Go through the listing below and list every line with "mahu".

[Saved entries]
%%
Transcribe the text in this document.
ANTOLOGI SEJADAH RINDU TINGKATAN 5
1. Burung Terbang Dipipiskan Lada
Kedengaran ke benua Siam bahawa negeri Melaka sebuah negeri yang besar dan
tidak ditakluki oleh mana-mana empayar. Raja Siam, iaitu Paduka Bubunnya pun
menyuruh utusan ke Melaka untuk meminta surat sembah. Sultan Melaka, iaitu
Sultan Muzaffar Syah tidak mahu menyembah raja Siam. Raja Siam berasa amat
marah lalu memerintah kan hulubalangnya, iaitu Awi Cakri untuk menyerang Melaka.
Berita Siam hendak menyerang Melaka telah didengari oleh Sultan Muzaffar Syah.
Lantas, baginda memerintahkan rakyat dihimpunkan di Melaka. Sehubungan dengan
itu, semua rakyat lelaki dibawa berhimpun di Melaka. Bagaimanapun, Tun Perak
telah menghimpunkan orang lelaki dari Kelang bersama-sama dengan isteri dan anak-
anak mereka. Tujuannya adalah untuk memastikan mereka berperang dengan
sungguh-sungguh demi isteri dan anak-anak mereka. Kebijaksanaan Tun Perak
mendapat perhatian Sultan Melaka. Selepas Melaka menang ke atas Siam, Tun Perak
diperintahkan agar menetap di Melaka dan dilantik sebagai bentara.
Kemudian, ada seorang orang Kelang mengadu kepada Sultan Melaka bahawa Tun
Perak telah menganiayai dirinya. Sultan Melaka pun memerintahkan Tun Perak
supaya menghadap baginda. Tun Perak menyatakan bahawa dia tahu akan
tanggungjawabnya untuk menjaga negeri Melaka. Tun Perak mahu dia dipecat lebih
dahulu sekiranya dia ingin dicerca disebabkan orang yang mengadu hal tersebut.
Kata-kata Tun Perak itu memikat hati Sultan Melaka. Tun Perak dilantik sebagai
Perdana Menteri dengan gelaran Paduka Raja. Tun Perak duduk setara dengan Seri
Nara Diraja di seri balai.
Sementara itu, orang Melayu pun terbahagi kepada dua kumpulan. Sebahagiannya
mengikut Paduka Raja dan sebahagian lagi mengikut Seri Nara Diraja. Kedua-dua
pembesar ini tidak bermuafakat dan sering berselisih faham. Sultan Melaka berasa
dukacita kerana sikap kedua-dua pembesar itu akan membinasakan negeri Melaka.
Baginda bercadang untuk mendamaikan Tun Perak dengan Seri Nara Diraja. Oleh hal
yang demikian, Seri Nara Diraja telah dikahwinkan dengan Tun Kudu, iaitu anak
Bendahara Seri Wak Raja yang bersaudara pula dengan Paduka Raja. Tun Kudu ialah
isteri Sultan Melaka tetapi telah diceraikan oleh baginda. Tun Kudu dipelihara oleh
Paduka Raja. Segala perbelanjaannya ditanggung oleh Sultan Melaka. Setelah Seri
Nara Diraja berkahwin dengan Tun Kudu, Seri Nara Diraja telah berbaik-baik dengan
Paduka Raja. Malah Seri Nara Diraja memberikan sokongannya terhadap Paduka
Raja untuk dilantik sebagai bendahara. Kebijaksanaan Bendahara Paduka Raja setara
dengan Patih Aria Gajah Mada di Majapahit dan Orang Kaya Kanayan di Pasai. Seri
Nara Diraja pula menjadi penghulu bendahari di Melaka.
%%
> _The response_:
Sultan Muzaffar Syah tidak mahu menyembah raja Siam. Raja Siam berasa amat
tanggungjawabnya untuk menjaga negeri Melaka. Tun Perak mahu dia dipecat lebih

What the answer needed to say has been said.